(Extracted data entries)
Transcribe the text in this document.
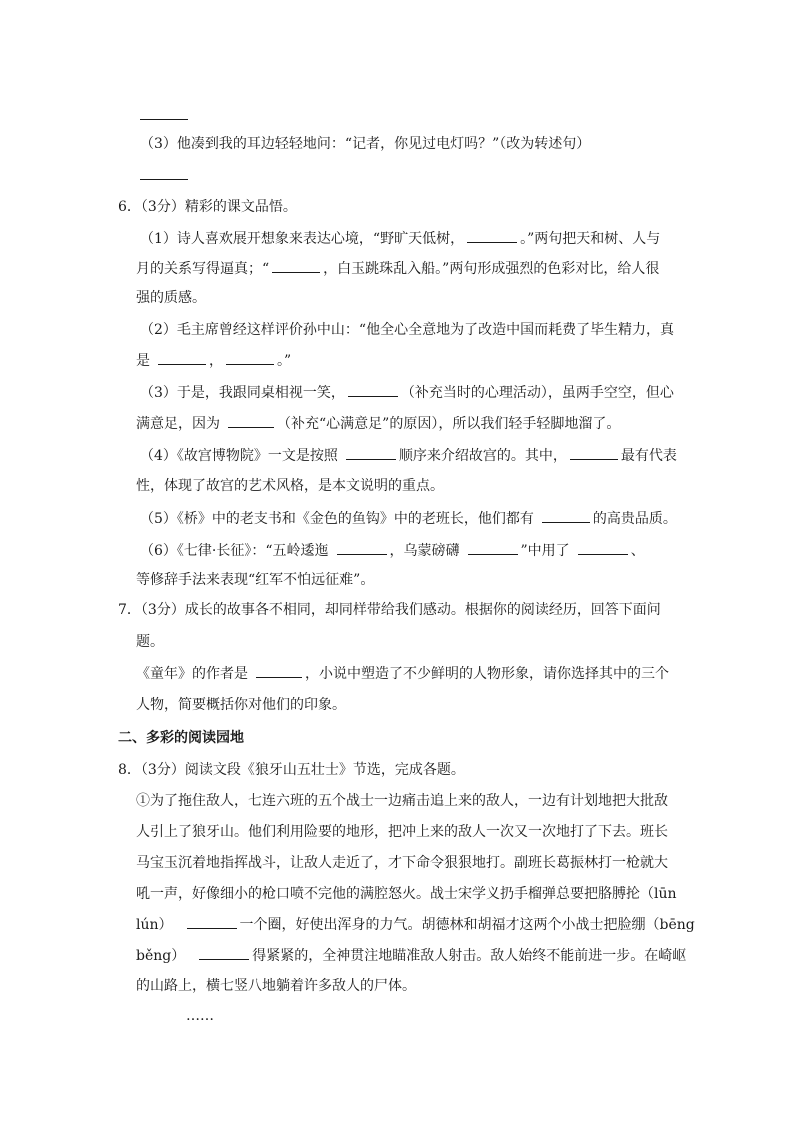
（3）他凑到我的耳边轻轻地问：“记者，你见过电灯吗？”（改为转述句）
6．（3分）精彩的课文品悟。
（1）诗人喜欢展开想象来表达心境，“野旷天低树，	。”两句把天和树、人与
月的关系写得逼真；“	，白玉跳珠乱入船。”两句形成强烈的色彩对比，给人很
强的质感。
（2）毛主席曾经这样评价孙中山：“他全心全意地为了改造中国而耗费了毕生精力，真
是	，	。”
（3）于是，我跟同桌相视一笑，	（补充当时的心理活动），虽两手空空，但心
满意足，因为	（补充“心满意足”的原因），所以我们轻手轻脚地溜了。
（4）《故宫博物院》一文是按照	顺序来介绍故宫的。其中，	最有代表
性，体现了故宫的艺术风格，是本文说明的重点。
（5）《桥》中的老支书和《金色的鱼钩》中的老班长，他们都有	的高贵品质。
（6）《七律·长征》：“五岭逶迤	，乌蒙磅礴	”中用了	、
等修辞手法来表现“红军不怕远征难”。
7．（3分）成长的故事各不相同，却同样带给我们感动。根据你的阅读经历，回答下面问
题。
《童年》的作者是	，小说中塑造了不少鲜明的人物形象，请你选择其中的三个
人物，简要概括你对他们的印象。
二、多彩的阅读园地
8．（3分）阅读文段《狼牙山五壮士》节选，完成各题。
①为了拖住敌人，七连六班的五个战士一边痛击追上来的敌人，一边有计划地把大批敌
人引上了狼牙山。他们利用险要的地形，把冲上来的敌人一次又一次地打了下去。班长
马宝玉沉着地指挥战斗，让敌人走近了，才下命令狠狠地打。副班长葛振林打一枪就大
吼一声，好像细小的枪口喷不完他的满腔怒火。战士宋学义扔手榴弹总要把胳膊抡（lūn
lún）	一个圈，好使出浑身的力气。胡德林和胡福才这两个小战士把脸绷（bēng
běng）	得紧紧的，全神贯注地瞄准敌人射击。敌人始终不能前进一步。在崎岖
的山路上，横七竖八地躺着许多敌人的尸体。
……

Problem » Above are the records; reproduce them exactly and leave out the pictures.

Response to the exercise »
Transcribe the text in this document.
（3）他凑到我的耳边轻轻地问：“记者，你见过电灯吗？”（改为转述句）
6．（3分）精彩的课文品悟。
（1）诗人喜欢展开想象来表达心境，“野旷天低树，	。”两句把天和树、人与
月的关系写得逼真；“	，白玉跳珠乱入船。”两句形成强烈的色彩对比，给人很
强的质感。
（2）毛主席曾经这样评价孙中山：“他全心全意地为了改造中国而耗费了毕生精力，真
是	，	。”
（3）于是，我跟同桌相视一笑，	（补充当时的心理活动），虽两手空空，但心
满意足，因为	（补充“心满意足”的原因），所以我们轻手轻脚地溜了。
（4）《故宫博物院》一文是按照	顺序来介绍故宫的。其中，	最有代表
性，体现了故宫的艺术风格，是本文说明的重点。
（5）《桥》中的老支书和《金色的鱼钩》中的老班长，他们都有	的高贵品质。
（6）《七律·长征》：“五岭逶迤	，乌蒙磅礴	”中用了	、
等修辞手法来表现“红军不怕远征难”。
7．（3分）成长的故事各不相同，却同样带给我们感动。根据你的阅读经历，回答下面问
题。
《童年》的作者是	，小说中塑造了不少鲜明的人物形象，请你选择其中的三个
人物，简要概括你对他们的印象。
二、多彩的阅读园地
8．（3分）阅读文段《狼牙山五壮士》节选，完成各题。
①为了拖住敌人，七连六班的五个战士一边痛击追上来的敌人，一边有计划地把大批敌
人引上了狼牙山。他们利用险要的地形，把冲上来的敌人一次又一次地打了下去。班长
马宝玉沉着地指挥战斗，让敌人走近了，才下命令狠狠地打。副班长葛振林打一枪就大
吼一声，好像细小的枪口喷不完他的满腔怒火。战士宋学义扔手榴弹总要把胳膊抡（lūn
lún）	一个圈，好使出浑身的力气。胡德林和胡福才这两个小战士把脸绷（bēng
běng）	得紧紧的，全神贯注地瞄准敌人射击。敌人始终不能前进一步。在崎岖
的山路上，横七竖八地躺着许多敌人的尸体。
……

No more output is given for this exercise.